Task objective »
Copy the data exactly as it appears, and do not include any pictures.

** Begin Records supplied **

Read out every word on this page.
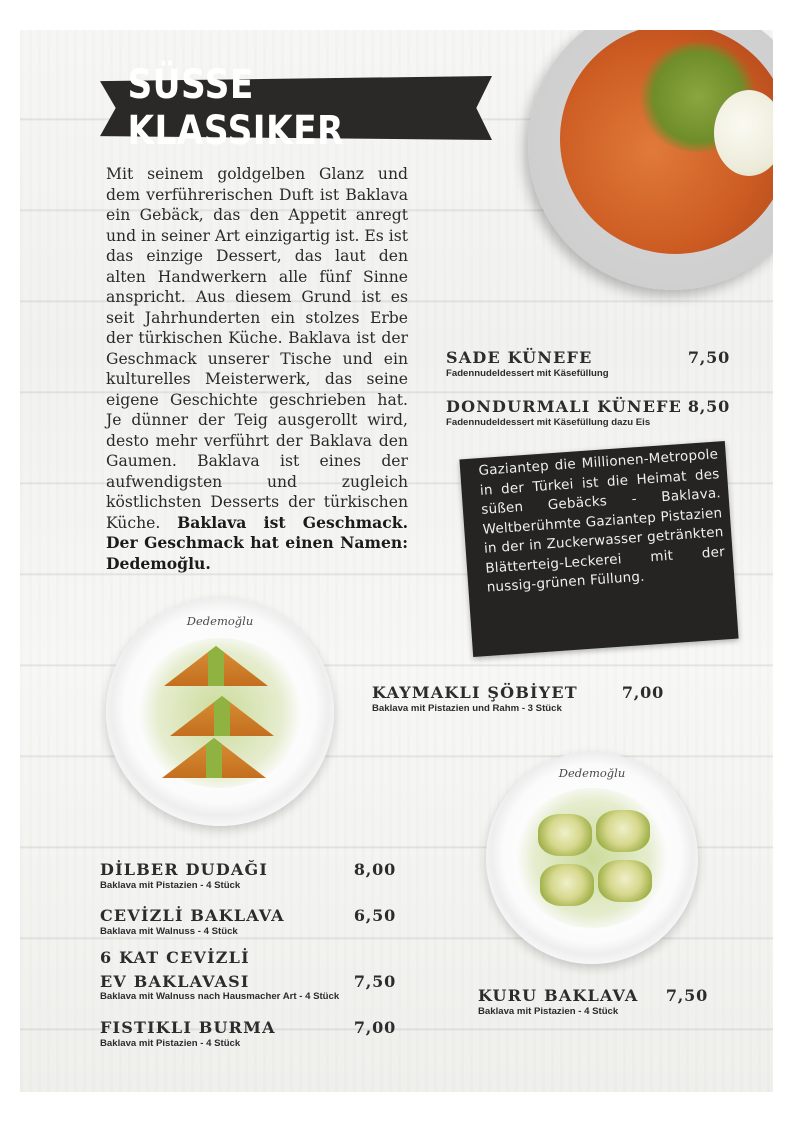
SÜSSE KLASSIKER
Mit seinem goldgelben Glanz und dem verführerischen Duft ist Baklava ein Gebäck, das den Appetit anregt und in seiner Art einzigartig ist. Es ist das einzige Dessert, das laut den alten Handwerkern alle fünf Sinne anspricht. Aus diesem Grund ist es seit Jahrhunderten ein stolzes Erbe der türkischen Küche. Baklava ist der Geschmack unserer Tische und ein kulturelles Meisterwerk, das seine eigene Geschichte geschrieben hat. Je dünner der Teig ausgerollt wird, desto mehr verführt der Baklava den Gaumen. Baklava ist eines der aufwendigsten und zugleich köstlichsten Desserts der türkischen Küche. Baklava ist Geschmack. Der Geschmack hat einen Namen: Dedemoğlu.
SADE KÜNEFE	7,50
Fadennudeldessert mit Käsefüllung
DONDURMALI KÜNEFE 8,50
Fadennudeldessert mit Käsefüllung dazu Eis
Gaziantep die Millionen-Metropole in der Türkei ist die Heimat des süßen Gebäcks - Baklava. Weltberühmte Gaziantep Pistazien in der in Zuckerwasser getränkten Blätterteig-Leckerei mit der nussig-grünen Füllung.
Dedemoğlu
KAYMAKLI ŞÖBİYET	7,00
Baklava mit Pistazien und Rahm - 3 Stück
Dedemoğlu
DİLBER DUDAĞI	8,00
Baklava mit Pistazien - 4 Stück
CEVİZLİ BAKLAVA	6,50
Baklava mit Walnuss - 4 Stück
6 KAT CEVİZLİ
EV BAKLAVASI	7,50
Baklava mit Walnuss nach Hausmacher Art - 4 Stück
FISTIKLI BURMA	7,00
Baklava mit Pistazien - 4 Stück
KURU BAKLAVA 7,50
Baklava mit Pistazien - 4 Stück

** End Records supplied **

The result »
Read out every word on this page.
SÜSSE KLASSIKER
Mit seinem goldgelben Glanz und dem verführerischen Duft ist Baklava ein Gebäck, das den Appetit anregt und in seiner Art einzigartig ist. Es ist das einzige Dessert, das laut den alten Handwerkern alle fünf Sinne anspricht. Aus diesem Grund ist es seit Jahrhunderten ein stolzes Erbe der türkischen Küche. Baklava ist der Geschmack unserer Tische und ein kulturelles Meisterwerk, das seine eigene Geschichte geschrieben hat. Je dünner der Teig ausgerollt wird, desto mehr verführt der Baklava den Gaumen. Baklava ist eines der aufwendigsten und zugleich köstlichsten Desserts der türkischen Küche. Baklava ist Geschmack. Der Geschmack hat einen Namen: Dedemoğlu.
SADE KÜNEFE	7,50
Fadennudeldessert mit Käsefüllung
DONDURMALI KÜNEFE 8,50
Fadennudeldessert mit Käsefüllung dazu Eis
Gaziantep die Millionen-Metropole in der Türkei ist die Heimat des süßen Gebäcks - Baklava. Weltberühmte Gaziantep Pistazien in der in Zuckerwasser getränkten Blätterteig-Leckerei mit der nussig-grünen Füllung.
Dedemoğlu
KAYMAKLI ŞÖBİYET	7,00
Baklava mit Pistazien und Rahm - 3 Stück
Dedemoğlu
DİLBER DUDAĞI	8,00
Baklava mit Pistazien - 4 Stück
CEVİZLİ BAKLAVA	6,50
Baklava mit Walnuss - 4 Stück
6 KAT CEVİZLİ
EV BAKLAVASI	7,50
Baklava mit Walnuss nach Hausmacher Art - 4 Stück
FISTIKLI BURMA	7,00
Baklava mit Pistazien - 4 Stück
KURU BAKLAVA 7,50
Baklava mit Pistazien - 4 Stück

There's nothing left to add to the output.